Your task is to copy every line of the entries that contains "change".

[Dataset entries]
==*==

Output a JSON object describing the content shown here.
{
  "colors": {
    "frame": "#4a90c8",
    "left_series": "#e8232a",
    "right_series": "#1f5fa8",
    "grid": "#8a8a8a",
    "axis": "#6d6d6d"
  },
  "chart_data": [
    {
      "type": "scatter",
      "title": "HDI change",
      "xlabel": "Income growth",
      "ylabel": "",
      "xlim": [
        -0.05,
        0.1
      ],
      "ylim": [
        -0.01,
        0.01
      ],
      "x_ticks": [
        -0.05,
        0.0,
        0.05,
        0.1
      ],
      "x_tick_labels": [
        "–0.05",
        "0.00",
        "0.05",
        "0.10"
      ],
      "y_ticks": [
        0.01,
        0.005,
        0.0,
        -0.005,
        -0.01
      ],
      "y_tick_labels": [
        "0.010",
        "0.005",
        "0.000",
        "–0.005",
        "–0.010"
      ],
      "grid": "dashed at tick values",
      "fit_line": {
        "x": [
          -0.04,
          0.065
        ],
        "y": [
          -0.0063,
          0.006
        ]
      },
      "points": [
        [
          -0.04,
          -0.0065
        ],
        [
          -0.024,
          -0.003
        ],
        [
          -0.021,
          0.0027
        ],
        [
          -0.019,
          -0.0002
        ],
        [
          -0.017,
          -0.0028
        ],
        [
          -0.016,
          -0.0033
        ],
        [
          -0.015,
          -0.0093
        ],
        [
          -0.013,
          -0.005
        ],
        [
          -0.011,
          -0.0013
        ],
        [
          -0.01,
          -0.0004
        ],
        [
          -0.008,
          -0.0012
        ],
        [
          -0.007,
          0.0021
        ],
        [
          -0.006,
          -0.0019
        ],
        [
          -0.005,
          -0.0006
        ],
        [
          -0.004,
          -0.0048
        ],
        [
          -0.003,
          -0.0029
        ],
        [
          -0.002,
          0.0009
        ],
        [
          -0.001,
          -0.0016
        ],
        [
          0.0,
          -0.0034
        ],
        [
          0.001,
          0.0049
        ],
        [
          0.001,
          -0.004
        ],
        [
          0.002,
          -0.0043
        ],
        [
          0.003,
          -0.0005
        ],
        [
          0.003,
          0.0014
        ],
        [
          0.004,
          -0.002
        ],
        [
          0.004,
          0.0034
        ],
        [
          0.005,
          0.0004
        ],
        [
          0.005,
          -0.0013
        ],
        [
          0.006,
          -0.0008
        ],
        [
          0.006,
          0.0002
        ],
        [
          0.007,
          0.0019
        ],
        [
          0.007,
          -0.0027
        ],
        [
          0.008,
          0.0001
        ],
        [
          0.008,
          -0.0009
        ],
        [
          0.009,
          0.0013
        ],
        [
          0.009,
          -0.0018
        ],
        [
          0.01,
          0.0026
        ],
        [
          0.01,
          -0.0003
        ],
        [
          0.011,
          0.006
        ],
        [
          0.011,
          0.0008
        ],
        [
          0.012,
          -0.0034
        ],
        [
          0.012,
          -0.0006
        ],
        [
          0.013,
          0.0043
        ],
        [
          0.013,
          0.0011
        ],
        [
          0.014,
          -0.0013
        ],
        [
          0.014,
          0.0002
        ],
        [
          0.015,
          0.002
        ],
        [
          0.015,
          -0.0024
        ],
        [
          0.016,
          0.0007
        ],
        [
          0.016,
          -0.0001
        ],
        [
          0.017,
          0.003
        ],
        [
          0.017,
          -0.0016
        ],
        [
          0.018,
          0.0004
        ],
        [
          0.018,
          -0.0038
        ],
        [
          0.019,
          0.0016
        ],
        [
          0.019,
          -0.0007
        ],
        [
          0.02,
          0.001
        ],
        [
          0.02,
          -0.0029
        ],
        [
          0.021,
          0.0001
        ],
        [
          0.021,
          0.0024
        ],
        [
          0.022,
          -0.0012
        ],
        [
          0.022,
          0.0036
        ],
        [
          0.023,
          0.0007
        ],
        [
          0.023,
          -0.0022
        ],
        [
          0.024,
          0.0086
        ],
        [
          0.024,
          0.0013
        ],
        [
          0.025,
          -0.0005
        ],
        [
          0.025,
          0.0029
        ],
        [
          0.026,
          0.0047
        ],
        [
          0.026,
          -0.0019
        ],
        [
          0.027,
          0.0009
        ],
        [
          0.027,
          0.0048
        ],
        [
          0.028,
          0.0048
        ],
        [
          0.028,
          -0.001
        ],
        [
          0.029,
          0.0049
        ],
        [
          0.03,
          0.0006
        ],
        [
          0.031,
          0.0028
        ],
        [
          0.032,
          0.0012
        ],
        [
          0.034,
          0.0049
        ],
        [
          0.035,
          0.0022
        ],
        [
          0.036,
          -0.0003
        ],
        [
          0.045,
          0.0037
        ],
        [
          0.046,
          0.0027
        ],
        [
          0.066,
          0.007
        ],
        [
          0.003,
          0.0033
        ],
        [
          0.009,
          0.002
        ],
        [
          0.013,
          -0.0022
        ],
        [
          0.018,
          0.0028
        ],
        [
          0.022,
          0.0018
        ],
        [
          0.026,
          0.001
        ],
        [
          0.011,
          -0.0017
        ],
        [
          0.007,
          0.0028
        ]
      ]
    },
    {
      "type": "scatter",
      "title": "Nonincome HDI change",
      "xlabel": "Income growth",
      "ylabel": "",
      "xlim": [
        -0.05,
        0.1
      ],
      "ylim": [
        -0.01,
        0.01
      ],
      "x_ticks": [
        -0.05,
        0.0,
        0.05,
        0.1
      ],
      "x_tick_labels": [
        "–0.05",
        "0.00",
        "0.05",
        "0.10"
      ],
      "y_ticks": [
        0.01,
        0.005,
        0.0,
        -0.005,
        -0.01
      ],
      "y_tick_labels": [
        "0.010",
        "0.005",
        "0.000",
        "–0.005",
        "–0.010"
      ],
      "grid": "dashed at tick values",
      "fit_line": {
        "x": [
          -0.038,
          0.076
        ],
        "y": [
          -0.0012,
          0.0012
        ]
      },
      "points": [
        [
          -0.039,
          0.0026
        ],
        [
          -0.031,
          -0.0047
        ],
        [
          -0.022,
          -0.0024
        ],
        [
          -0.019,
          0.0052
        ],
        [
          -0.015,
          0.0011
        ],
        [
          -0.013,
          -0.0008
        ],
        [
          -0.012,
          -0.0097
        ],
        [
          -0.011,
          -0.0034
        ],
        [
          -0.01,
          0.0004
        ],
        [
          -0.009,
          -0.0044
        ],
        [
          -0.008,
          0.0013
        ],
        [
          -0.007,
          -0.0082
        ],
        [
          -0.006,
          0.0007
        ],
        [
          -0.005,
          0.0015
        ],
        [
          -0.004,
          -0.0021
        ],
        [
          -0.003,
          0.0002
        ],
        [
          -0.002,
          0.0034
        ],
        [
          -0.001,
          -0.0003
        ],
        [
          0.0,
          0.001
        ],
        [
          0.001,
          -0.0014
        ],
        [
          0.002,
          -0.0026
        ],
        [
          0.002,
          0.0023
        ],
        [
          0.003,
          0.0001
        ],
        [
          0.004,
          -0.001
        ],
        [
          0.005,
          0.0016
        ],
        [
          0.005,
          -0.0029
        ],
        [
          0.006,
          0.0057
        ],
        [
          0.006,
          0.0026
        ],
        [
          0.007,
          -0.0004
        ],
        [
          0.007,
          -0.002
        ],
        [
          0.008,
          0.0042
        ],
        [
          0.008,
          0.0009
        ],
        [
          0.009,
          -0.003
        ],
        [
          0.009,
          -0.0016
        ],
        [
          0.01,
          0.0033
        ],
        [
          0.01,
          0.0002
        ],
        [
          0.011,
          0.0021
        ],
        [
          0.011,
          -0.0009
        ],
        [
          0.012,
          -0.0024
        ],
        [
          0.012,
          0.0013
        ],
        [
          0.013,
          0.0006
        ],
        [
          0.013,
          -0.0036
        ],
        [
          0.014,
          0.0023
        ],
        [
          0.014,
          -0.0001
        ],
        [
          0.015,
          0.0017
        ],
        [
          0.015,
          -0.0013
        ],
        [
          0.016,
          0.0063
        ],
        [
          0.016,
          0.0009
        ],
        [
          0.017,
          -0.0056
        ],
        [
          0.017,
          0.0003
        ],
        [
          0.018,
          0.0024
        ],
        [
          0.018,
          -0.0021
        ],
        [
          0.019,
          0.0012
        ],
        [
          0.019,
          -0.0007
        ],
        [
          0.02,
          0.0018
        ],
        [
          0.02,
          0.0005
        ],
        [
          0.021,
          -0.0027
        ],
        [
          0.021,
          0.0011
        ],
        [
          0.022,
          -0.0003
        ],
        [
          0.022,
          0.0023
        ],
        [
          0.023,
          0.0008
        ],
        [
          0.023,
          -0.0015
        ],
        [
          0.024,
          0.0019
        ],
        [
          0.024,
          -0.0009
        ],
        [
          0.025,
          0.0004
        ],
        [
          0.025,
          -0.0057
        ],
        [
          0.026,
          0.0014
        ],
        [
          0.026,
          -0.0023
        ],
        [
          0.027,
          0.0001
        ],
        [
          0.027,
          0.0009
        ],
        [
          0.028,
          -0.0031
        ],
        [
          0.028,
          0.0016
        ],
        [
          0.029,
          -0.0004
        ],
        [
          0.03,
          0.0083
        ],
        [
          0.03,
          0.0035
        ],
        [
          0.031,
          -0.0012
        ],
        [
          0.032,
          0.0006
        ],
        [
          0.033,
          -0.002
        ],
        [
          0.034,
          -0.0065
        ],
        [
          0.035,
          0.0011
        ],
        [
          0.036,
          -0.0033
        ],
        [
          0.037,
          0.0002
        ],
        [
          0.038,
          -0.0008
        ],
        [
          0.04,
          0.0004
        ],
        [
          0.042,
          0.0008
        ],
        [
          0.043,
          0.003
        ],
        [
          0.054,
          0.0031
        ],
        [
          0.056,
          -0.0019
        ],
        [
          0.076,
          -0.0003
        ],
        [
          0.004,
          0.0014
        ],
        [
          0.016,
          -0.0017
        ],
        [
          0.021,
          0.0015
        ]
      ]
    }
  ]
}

==*==

_EXERCISE RESULT_
      "title": "HDI change",
      "title": "Nonincome HDI change",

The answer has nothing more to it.